[Task description]
Going through the material below, please gather all lines with the word "display" in them.
──────── Dataset rows ────────
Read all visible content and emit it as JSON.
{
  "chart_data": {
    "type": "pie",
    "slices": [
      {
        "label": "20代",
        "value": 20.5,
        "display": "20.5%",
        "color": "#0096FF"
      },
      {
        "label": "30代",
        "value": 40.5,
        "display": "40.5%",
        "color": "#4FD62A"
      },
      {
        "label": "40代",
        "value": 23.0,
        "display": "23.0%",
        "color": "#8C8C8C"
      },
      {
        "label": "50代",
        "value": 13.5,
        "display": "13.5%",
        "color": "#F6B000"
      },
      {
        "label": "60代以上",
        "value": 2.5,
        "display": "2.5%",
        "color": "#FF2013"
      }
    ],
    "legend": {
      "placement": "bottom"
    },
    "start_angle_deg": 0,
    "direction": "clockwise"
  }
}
────────
[Correct answer]
        "display": "20.5%",
        "display": "40.5%",
        "display": "23.0%",
        "display": "13.5%",
        "display": "2.5%",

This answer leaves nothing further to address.